Entries>

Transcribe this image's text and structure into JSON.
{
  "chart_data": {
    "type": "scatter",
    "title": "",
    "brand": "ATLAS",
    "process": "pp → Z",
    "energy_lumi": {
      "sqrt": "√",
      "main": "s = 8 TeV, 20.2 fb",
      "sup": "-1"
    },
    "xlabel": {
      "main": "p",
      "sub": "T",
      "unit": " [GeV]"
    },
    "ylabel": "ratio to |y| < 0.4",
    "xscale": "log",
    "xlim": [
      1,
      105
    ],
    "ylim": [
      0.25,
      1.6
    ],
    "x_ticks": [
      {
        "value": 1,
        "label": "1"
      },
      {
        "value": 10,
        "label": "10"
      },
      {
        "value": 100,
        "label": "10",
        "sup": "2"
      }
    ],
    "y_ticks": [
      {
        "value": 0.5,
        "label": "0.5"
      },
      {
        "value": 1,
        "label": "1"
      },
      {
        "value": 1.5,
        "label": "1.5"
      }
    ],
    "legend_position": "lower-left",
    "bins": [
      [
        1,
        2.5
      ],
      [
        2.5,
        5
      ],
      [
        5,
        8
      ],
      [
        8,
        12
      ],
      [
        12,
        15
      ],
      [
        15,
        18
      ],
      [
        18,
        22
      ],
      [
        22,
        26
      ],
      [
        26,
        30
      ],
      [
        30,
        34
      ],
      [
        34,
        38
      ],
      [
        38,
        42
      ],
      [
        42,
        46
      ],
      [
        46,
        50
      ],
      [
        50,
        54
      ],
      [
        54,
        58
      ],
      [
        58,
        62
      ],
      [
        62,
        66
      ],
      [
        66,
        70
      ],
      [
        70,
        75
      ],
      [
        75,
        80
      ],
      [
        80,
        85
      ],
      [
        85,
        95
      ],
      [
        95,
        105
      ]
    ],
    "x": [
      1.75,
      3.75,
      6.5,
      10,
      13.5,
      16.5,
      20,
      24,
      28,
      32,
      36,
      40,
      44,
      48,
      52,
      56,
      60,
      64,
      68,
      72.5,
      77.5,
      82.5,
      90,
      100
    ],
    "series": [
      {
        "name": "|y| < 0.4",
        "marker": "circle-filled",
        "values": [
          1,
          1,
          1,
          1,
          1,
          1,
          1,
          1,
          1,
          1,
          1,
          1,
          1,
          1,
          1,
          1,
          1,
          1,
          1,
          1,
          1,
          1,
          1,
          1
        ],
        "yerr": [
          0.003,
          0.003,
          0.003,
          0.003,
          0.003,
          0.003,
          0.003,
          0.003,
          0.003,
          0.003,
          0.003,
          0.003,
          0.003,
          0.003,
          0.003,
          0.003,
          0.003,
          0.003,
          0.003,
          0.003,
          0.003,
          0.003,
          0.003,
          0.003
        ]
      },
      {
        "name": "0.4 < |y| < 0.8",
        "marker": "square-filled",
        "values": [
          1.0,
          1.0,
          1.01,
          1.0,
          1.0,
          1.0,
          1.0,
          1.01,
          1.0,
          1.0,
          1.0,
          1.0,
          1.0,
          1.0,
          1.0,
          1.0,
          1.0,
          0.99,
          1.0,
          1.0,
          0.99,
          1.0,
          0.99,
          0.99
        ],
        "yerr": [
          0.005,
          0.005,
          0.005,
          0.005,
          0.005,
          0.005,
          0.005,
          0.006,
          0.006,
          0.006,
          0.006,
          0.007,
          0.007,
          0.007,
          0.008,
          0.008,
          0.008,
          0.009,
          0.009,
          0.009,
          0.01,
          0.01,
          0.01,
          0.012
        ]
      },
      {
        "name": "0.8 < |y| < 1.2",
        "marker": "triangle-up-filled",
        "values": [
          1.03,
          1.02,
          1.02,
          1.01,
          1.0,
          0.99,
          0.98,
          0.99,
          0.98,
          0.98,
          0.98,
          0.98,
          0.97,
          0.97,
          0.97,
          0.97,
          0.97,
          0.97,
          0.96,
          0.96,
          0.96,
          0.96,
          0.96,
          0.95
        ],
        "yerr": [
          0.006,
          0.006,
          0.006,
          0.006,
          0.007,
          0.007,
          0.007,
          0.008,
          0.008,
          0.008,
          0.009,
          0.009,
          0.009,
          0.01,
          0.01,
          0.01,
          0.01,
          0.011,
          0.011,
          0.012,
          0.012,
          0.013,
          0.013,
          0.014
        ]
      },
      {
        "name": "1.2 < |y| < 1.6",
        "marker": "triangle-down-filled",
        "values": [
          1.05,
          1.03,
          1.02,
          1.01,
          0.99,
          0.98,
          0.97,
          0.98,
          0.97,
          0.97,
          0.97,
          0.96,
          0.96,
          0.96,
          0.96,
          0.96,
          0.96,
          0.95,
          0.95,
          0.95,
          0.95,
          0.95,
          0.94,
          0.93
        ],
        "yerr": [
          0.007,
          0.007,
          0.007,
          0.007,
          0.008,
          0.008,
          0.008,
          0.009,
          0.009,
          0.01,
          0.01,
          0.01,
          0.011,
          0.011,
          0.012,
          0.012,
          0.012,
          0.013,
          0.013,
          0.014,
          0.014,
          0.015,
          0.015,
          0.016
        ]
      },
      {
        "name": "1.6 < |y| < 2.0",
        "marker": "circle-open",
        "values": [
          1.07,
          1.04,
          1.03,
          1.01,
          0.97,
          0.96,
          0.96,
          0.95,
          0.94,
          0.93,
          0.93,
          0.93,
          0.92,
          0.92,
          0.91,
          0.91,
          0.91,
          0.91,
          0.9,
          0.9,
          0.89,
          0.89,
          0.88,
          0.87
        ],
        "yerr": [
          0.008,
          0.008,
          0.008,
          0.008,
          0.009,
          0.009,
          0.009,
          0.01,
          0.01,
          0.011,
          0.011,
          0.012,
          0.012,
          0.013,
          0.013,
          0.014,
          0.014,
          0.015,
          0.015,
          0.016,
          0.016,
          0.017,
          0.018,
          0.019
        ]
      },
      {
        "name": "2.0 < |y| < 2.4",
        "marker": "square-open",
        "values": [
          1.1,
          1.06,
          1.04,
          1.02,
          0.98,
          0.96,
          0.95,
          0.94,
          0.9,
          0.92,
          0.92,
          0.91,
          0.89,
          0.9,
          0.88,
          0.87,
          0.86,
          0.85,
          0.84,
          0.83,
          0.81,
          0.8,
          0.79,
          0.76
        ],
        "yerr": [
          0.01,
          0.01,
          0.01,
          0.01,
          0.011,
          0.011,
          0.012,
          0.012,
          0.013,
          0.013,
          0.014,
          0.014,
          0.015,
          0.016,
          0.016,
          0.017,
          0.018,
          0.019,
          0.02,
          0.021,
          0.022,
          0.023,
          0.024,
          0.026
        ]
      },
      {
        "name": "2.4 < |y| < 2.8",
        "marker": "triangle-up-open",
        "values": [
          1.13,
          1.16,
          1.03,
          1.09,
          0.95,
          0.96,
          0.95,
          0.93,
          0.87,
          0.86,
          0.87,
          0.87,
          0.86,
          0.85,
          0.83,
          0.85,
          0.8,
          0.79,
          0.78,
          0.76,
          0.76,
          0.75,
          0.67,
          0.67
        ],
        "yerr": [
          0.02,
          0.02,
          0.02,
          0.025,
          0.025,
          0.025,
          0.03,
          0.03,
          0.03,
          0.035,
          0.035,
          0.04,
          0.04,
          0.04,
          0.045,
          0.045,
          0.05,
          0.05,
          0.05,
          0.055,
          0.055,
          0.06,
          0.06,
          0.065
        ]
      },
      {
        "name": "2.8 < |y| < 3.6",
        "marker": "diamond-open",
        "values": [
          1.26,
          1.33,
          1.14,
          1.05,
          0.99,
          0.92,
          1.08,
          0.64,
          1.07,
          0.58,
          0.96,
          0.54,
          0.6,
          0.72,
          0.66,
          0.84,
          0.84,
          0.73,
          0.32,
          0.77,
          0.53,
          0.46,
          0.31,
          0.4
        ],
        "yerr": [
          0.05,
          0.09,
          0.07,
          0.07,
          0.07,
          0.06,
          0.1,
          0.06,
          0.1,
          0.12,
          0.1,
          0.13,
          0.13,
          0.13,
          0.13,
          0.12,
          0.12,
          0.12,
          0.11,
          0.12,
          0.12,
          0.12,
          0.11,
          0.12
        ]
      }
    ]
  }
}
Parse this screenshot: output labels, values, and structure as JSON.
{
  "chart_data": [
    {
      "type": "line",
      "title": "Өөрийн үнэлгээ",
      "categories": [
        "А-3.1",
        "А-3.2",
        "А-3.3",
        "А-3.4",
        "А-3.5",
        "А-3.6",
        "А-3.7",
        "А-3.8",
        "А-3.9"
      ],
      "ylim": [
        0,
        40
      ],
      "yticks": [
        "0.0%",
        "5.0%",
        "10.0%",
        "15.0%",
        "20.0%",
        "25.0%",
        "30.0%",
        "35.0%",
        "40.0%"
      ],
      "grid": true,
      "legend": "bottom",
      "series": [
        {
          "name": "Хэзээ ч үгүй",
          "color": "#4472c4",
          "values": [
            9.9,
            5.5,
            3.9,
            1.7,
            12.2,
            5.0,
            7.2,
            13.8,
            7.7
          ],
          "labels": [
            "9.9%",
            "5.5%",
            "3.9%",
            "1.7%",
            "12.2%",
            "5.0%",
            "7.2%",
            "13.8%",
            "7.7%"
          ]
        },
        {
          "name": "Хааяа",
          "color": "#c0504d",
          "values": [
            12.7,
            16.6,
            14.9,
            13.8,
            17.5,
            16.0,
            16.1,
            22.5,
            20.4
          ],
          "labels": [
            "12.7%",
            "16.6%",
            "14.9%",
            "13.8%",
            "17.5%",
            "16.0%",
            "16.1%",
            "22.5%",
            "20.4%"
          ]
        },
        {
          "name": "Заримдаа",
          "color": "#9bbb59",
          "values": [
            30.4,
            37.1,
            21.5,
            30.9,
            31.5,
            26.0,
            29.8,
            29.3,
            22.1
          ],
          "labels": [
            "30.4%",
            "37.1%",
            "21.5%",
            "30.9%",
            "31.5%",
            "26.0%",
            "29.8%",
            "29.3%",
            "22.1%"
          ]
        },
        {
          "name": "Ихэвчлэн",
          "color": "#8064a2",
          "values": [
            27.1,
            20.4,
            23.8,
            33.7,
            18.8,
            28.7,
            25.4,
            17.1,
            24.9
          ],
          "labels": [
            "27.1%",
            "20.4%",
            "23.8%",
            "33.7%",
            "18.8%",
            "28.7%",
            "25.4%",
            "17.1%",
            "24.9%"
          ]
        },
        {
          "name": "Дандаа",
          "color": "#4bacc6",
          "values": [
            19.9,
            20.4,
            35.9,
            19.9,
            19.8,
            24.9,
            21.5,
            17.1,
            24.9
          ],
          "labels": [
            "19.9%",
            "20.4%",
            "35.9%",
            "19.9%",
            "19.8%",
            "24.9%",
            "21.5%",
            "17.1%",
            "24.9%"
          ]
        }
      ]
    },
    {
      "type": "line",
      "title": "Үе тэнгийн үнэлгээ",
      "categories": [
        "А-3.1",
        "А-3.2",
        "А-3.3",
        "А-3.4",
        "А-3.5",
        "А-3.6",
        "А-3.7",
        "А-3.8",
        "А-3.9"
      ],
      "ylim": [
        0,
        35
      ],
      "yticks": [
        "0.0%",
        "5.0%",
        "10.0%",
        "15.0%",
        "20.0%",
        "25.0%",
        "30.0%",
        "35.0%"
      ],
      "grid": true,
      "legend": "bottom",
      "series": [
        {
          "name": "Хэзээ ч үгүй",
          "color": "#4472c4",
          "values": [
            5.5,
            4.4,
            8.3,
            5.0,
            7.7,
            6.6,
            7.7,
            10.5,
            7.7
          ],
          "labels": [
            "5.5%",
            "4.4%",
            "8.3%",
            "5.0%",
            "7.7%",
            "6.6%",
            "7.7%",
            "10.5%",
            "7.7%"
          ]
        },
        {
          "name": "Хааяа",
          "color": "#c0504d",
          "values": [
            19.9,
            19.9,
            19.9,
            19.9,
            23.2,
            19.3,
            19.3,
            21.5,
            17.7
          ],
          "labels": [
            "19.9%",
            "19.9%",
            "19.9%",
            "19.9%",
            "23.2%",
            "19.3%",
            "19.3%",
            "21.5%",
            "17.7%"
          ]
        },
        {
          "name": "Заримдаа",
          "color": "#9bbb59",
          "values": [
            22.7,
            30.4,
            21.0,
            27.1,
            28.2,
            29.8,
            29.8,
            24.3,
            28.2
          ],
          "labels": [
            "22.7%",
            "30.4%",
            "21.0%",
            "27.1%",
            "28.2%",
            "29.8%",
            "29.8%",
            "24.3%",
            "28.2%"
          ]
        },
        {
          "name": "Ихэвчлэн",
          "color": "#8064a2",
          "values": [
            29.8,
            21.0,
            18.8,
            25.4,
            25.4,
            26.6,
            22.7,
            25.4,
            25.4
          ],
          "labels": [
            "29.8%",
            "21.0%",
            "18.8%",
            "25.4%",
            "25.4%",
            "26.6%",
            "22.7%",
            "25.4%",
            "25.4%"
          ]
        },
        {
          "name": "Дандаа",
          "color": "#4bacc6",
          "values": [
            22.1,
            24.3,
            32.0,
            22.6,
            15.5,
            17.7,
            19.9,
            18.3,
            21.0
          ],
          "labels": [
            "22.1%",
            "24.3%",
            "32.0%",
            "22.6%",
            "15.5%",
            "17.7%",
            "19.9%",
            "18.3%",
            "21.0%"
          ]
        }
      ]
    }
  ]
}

Task to complete>
Go through the entries and return each line where the word "triangle" appears.

Solution>
        "marker": "triangle-up-filled",
        "marker": "triangle-down-filled",
        "marker": "triangle-up-open",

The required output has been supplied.